▸ PROBLEM DETAILS
All entries are to be quoted exactly; the images stay out of the copy.

Stored records
····················

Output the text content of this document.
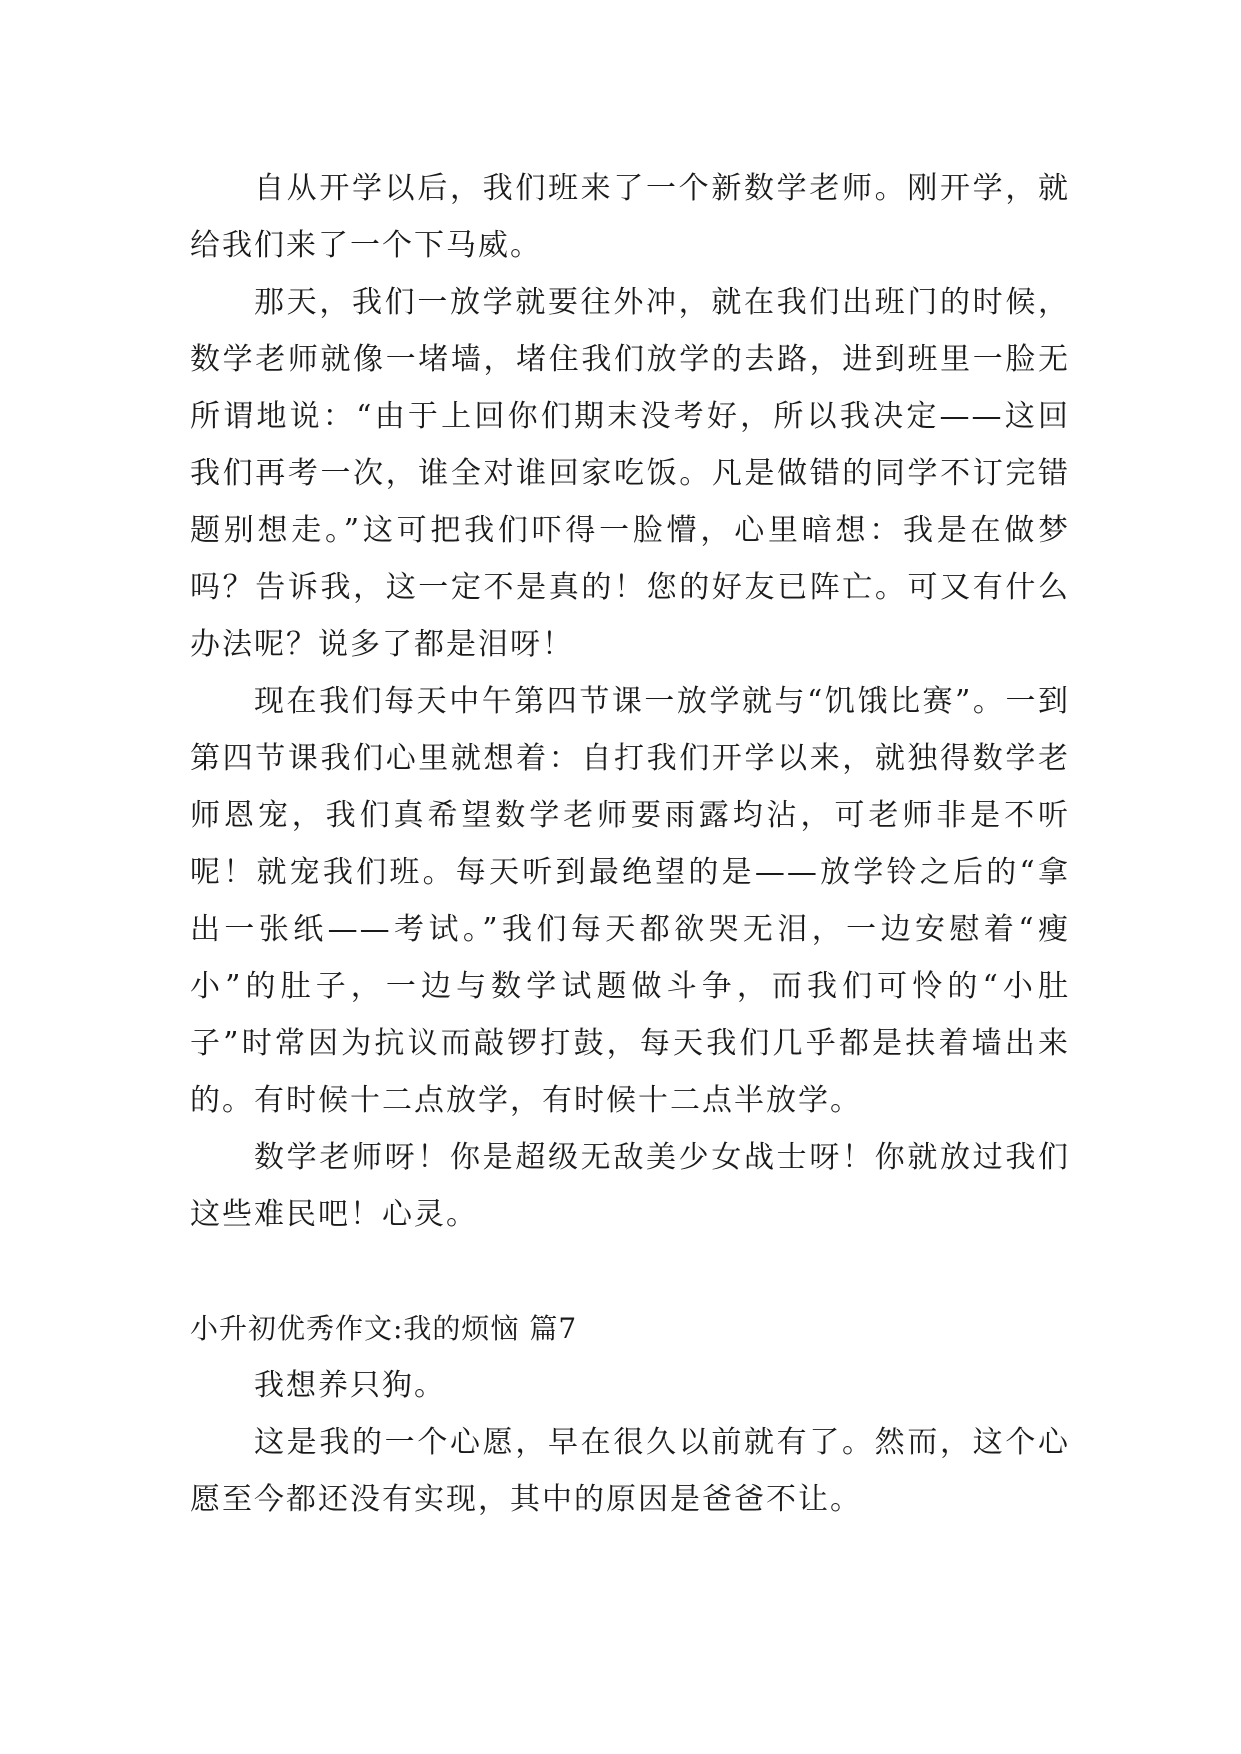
自从开学以后，我们班来了一个新数学老师。刚开学，就给我们来了一个下马威。

那天，我们一放学就要往外冲，就在我们出班门的时候，数学老师就像一堵墙，堵住我们放学的去路，进到班里一脸无所谓地说：“由于上回你们期末没考好，所以我决定——这回我们再考一次，谁全对谁回家吃饭。凡是做错的同学不订完错题别想走。”这可把我们吓得一脸懵，心里暗想：我是在做梦吗？告诉我，这一定不是真的！您的好友已阵亡。可又有什么办法呢？说多了都是泪呀！

现在我们每天中午第四节课一放学就与“饥饿比赛”。一到第四节课我们心里就想着：自打我们开学以来，就独得数学老师恩宠，我们真希望数学老师要雨露均沾，可老师非是不听呢！就宠我们班。每天听到最绝望的是——放学铃之后的“拿出一张纸——考试。”我们每天都欲哭无泪，一边安慰着“瘦小”的肚子，一边与数学试题做斗争，而我们可怜的“小肚子”时常因为抗议而敲锣打鼓，每天我们几乎都是扶着墙出来的。有时候十二点放学，有时候十二点半放学。

数学老师呀！你是超级无敌美少女战士呀！你就放过我们这些难民吧！心灵。

小升初优秀作文:我的烦恼 篇7

我想养只狗。

这是我的一个心愿，早在很久以前就有了。然而，这个心愿至今都还没有实现，其中的原因是爸爸不让。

····················

▸ SOLUTION TO THE PROBLEM
Output the text content of this document.
自从开学以后，我们班来了一个新数学老师。刚开学，就给我们来了一个下马威。

那天，我们一放学就要往外冲，就在我们出班门的时候，数学老师就像一堵墙，堵住我们放学的去路，进到班里一脸无所谓地说：“由于上回你们期末没考好，所以我决定——这回我们再考一次，谁全对谁回家吃饭。凡是做错的同学不订完错题别想走。”这可把我们吓得一脸懵，心里暗想：我是在做梦吗？告诉我，这一定不是真的！您的好友已阵亡。可又有什么办法呢？说多了都是泪呀！

现在我们每天中午第四节课一放学就与“饥饿比赛”。一到第四节课我们心里就想着：自打我们开学以来，就独得数学老师恩宠，我们真希望数学老师要雨露均沾，可老师非是不听呢！就宠我们班。每天听到最绝望的是——放学铃之后的“拿出一张纸——考试。”我们每天都欲哭无泪，一边安慰着“瘦小”的肚子，一边与数学试题做斗争，而我们可怜的“小肚子”时常因为抗议而敲锣打鼓，每天我们几乎都是扶着墙出来的。有时候十二点放学，有时候十二点半放学。

数学老师呀！你是超级无敌美少女战士呀！你就放过我们这些难民吧！心灵。

小升初优秀作文:我的烦恼 篇7

我想养只狗。

这是我的一个心愿，早在很久以前就有了。然而，这个心愿至今都还没有实现，其中的原因是爸爸不让。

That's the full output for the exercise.